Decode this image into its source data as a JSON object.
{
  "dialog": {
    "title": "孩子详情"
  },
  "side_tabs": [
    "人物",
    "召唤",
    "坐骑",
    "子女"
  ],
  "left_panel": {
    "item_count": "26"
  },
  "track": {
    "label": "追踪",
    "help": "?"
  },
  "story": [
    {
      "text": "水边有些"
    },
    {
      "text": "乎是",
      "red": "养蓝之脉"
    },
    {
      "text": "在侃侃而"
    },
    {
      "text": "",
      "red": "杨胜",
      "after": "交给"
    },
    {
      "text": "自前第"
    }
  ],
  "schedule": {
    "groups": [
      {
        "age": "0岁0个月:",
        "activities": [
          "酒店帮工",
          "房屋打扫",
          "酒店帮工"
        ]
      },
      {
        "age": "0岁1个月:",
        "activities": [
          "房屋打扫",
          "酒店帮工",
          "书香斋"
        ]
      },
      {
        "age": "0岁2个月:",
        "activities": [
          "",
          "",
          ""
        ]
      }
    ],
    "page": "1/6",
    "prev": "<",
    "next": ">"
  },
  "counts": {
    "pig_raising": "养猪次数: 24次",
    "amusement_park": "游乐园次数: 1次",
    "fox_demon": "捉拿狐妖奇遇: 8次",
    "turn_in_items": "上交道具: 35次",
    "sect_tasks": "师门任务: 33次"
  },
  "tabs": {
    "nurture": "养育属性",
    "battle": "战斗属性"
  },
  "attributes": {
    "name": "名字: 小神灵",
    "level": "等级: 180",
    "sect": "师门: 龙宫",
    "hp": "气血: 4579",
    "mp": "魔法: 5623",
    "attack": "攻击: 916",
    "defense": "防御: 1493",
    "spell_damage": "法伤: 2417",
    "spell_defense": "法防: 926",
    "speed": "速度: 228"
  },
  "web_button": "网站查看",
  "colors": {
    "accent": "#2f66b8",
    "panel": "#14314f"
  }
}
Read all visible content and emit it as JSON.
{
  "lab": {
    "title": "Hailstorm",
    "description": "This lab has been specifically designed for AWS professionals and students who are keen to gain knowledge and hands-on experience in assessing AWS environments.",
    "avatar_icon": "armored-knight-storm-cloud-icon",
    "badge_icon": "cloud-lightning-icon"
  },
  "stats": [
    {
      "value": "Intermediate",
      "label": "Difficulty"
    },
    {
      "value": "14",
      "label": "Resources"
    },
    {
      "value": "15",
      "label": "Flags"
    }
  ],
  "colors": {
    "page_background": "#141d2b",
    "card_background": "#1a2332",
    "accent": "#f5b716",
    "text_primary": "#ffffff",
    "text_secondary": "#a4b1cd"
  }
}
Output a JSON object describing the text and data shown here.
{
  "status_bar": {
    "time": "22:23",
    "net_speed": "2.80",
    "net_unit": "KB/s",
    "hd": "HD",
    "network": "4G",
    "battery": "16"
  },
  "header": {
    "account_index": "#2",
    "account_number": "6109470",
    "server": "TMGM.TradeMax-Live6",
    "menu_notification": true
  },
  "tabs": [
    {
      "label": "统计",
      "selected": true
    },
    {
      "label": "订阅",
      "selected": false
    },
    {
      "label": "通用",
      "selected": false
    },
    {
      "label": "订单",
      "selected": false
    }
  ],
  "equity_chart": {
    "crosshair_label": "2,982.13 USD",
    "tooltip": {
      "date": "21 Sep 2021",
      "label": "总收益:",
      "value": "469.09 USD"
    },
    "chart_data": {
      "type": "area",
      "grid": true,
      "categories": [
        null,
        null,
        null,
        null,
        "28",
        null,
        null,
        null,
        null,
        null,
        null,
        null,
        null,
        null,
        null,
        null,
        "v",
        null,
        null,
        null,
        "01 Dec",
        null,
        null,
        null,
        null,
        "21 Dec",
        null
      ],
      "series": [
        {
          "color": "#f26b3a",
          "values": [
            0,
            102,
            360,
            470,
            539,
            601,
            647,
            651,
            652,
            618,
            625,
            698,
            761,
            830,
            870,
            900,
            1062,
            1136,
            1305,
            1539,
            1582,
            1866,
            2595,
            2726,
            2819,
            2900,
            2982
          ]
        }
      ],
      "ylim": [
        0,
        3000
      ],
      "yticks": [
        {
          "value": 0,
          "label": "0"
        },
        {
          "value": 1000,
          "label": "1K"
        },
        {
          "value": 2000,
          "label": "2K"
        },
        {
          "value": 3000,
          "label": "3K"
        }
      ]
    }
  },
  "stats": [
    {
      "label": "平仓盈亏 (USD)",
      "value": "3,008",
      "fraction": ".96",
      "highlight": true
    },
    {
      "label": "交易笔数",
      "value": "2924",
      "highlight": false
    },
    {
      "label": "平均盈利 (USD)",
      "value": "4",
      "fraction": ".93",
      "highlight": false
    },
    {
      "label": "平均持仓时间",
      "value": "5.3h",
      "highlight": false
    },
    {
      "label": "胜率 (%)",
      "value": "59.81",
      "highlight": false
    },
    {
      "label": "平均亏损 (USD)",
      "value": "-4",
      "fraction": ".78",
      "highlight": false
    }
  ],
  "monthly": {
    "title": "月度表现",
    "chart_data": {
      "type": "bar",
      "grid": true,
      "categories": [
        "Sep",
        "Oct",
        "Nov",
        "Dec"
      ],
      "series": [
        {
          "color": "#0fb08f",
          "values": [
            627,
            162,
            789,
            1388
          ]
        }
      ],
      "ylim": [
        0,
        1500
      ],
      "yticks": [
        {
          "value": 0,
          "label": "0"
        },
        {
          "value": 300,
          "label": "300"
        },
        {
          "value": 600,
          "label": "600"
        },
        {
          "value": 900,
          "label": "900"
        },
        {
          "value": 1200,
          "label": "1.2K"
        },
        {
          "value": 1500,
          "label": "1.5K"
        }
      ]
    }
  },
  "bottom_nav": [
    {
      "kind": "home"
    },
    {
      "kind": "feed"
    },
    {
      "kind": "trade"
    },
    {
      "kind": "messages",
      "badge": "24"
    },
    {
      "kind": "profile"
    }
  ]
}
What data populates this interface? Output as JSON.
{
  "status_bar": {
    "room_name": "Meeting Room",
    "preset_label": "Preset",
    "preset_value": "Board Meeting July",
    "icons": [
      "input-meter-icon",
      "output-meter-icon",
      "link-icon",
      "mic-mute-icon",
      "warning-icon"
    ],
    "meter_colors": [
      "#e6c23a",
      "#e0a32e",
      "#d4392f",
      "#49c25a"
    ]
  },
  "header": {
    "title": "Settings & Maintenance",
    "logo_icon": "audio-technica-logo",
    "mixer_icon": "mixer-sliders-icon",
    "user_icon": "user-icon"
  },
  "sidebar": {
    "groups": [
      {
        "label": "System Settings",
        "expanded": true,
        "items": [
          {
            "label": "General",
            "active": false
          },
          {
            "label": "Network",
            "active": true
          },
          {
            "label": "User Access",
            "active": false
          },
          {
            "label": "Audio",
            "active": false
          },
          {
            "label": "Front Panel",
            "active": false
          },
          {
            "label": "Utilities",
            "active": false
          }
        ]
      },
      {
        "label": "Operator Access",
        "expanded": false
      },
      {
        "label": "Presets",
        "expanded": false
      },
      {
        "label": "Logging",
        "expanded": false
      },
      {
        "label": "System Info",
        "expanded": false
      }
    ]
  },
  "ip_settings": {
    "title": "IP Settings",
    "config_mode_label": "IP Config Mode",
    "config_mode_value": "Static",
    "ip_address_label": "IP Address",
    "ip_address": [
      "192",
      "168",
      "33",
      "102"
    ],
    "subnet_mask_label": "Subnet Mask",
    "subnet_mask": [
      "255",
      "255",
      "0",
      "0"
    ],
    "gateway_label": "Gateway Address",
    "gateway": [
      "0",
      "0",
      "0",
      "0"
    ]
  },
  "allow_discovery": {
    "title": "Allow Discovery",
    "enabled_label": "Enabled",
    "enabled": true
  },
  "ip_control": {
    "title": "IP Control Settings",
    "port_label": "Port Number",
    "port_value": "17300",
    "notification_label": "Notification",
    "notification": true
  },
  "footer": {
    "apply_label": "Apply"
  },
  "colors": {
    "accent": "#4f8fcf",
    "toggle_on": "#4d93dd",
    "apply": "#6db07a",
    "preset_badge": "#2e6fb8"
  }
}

> What you will do: Count how many lines in the data above hold the string "kind", and give the number with no other words.

> Task response: 5